Quote the full listing word for word.

(Excerpts from a figure dataset)
_ _ _ _ _ _ _

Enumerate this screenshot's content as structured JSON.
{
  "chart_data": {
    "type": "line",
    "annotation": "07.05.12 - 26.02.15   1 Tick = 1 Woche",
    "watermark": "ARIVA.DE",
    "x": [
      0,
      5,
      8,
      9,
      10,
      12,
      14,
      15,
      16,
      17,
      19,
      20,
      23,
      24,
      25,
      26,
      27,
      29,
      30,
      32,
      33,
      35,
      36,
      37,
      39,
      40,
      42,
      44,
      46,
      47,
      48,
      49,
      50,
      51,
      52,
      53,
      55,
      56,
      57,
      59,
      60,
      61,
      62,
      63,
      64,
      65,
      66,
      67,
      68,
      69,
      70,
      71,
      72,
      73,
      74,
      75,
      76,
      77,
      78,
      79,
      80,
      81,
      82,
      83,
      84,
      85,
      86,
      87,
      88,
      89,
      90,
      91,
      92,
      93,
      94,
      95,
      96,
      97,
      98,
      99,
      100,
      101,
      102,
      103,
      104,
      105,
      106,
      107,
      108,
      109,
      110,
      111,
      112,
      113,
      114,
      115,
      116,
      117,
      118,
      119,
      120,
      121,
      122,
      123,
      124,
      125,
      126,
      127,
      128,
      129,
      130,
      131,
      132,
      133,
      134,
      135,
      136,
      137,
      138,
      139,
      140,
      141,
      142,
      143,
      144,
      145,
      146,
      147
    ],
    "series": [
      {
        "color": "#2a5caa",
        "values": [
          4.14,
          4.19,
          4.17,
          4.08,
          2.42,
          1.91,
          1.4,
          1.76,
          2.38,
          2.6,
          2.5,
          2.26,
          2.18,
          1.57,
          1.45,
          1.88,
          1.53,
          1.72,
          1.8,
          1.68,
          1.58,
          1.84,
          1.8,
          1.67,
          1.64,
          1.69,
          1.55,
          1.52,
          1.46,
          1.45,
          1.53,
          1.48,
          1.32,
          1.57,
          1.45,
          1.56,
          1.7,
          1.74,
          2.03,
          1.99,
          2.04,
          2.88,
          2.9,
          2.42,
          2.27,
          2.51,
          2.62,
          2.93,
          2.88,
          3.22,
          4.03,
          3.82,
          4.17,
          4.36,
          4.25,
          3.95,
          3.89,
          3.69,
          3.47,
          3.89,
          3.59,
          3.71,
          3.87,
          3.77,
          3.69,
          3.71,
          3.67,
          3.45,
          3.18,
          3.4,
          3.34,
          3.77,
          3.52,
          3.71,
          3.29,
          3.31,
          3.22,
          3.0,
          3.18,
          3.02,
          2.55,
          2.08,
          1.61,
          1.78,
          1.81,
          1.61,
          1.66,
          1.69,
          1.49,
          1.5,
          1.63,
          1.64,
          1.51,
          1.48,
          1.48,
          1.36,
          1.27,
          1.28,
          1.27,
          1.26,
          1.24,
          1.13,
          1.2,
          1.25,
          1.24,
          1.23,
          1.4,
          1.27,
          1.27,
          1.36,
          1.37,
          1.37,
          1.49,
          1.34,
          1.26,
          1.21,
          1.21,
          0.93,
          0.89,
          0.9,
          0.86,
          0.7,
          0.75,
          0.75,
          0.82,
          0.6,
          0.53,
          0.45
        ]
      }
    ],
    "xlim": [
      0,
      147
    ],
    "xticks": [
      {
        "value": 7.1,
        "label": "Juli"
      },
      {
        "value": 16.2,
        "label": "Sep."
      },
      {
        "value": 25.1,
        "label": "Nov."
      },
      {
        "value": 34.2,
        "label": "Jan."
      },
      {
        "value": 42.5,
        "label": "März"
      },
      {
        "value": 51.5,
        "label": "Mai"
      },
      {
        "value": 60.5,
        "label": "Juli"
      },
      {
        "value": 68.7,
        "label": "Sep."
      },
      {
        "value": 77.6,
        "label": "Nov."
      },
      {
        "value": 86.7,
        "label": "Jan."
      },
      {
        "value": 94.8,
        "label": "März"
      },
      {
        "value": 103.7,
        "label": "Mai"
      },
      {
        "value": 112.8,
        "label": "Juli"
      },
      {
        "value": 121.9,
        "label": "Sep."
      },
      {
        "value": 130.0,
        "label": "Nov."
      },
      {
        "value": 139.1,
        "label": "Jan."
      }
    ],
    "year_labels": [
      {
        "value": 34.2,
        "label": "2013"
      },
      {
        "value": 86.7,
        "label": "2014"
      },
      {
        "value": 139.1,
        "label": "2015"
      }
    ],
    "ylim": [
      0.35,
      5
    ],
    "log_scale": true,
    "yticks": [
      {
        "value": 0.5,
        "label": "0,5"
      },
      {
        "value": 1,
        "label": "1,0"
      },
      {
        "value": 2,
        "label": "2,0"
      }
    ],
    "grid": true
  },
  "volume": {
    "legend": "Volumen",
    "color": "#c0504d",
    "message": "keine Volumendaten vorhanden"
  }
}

_ _ _ _ _ _ _

■ Reply:
Enumerate this screenshot's content as structured JSON.
{
  "chart_data": {
    "type": "line",
    "annotation": "07.05.12 - 26.02.15   1 Tick = 1 Woche",
    "watermark": "ARIVA.DE",
    "x": [
      0,
      5,
      8,
      9,
      10,
      12,
      14,
      15,
      16,
      17,
      19,
      20,
      23,
      24,
      25,
      26,
      27,
      29,
      30,
      32,
      33,
      35,
      36,
      37,
      39,
      40,
      42,
      44,
      46,
      47,
      48,
      49,
      50,
      51,
      52,
      53,
      55,
      56,
      57,
      59,
      60,
      61,
      62,
      63,
      64,
      65,
      66,
      67,
      68,
      69,
      70,
      71,
      72,
      73,
      74,
      75,
      76,
      77,
      78,
      79,
      80,
      81,
      82,
      83,
      84,
      85,
      86,
      87,
      88,
      89,
      90,
      91,
      92,
      93,
      94,
      95,
      96,
      97,
      98,
      99,
      100,
      101,
      102,
      103,
      104,
      105,
      106,
      107,
      108,
      109,
      110,
      111,
      112,
      113,
      114,
      115,
      116,
      117,
      118,
      119,
      120,
      121,
      122,
      123,
      124,
      125,
      126,
      127,
      128,
      129,
      130,
      131,
      132,
      133,
      134,
      135,
      136,
      137,
      138,
      139,
      140,
      141,
      142,
      143,
      144,
      145,
      146,
      147
    ],
    "series": [
      {
        "color": "#2a5caa",
        "values": [
          4.14,
          4.19,
          4.17,
          4.08,
          2.42,
          1.91,
          1.4,
          1.76,
          2.38,
          2.6,
          2.5,
          2.26,
          2.18,
          1.57,
          1.45,
          1.88,
          1.53,
          1.72,
          1.8,
          1.68,
          1.58,
          1.84,
          1.8,
          1.67,
          1.64,
          1.69,
          1.55,
          1.52,
          1.46,
          1.45,
          1.53,
          1.48,
          1.32,
          1.57,
          1.45,
          1.56,
          1.7,
          1.74,
          2.03,
          1.99,
          2.04,
          2.88,
          2.9,
          2.42,
          2.27,
          2.51,
          2.62,
          2.93,
          2.88,
          3.22,
          4.03,
          3.82,
          4.17,
          4.36,
          4.25,
          3.95,
          3.89,
          3.69,
          3.47,
          3.89,
          3.59,
          3.71,
          3.87,
          3.77,
          3.69,
          3.71,
          3.67,
          3.45,
          3.18,
          3.4,
          3.34,
          3.77,
          3.52,
          3.71,
          3.29,
          3.31,
          3.22,
          3.0,
          3.18,
          3.02,
          2.55,
          2.08,
          1.61,
          1.78,
          1.81,
          1.61,
          1.66,
          1.69,
          1.49,
          1.5,
          1.63,
          1.64,
          1.51,
          1.48,
          1.48,
          1.36,
          1.27,
          1.28,
          1.27,
          1.26,
          1.24,
          1.13,
          1.2,
          1.25,
          1.24,
          1.23,
          1.4,
          1.27,
          1.27,
          1.36,
          1.37,
          1.37,
          1.49,
          1.34,
          1.26,
          1.21,
          1.21,
          0.93,
          0.89,
          0.9,
          0.86,
          0.7,
          0.75,
          0.75,
          0.82,
          0.6,
          0.53,
          0.45
        ]
      }
    ],
    "xlim": [
      0,
      147
    ],
    "xticks": [
      {
        "value": 7.1,
        "label": "Juli"
      },
      {
        "value": 16.2,
        "label": "Sep."
      },
      {
        "value": 25.1,
        "label": "Nov."
      },
      {
        "value": 34.2,
        "label": "Jan."
      },
      {
        "value": 42.5,
        "label": "März"
      },
      {
        "value": 51.5,
        "label": "Mai"
      },
      {
        "value": 60.5,
        "label": "Juli"
      },
      {
        "value": 68.7,
        "label": "Sep."
      },
      {
        "value": 77.6,
        "label": "Nov."
      },
      {
        "value": 86.7,
        "label": "Jan."
      },
      {
        "value": 94.8,
        "label": "März"
      },
      {
        "value": 103.7,
        "label": "Mai"
      },
      {
        "value": 112.8,
        "label": "Juli"
      },
      {
        "value": 121.9,
        "label": "Sep."
      },
      {
        "value": 130.0,
        "label": "Nov."
      },
      {
        "value": 139.1,
        "label": "Jan."
      }
    ],
    "year_labels": [
      {
        "value": 34.2,
        "label": "2013"
      },
      {
        "value": 86.7,
        "label": "2014"
      },
      {
        "value": 139.1,
        "label": "2015"
      }
    ],
    "ylim": [
      0.35,
      5
    ],
    "log_scale": true,
    "yticks": [
      {
        "value": 0.5,
        "label": "0,5"
      },
      {
        "value": 1,
        "label": "1,0"
      },
      {
        "value": 2,
        "label": "2,0"
      }
    ],
    "grid": true
  },
  "volume": {
    "legend": "Volumen",
    "color": "#c0504d",
    "message": "keine Volumendaten vorhanden"
  }
}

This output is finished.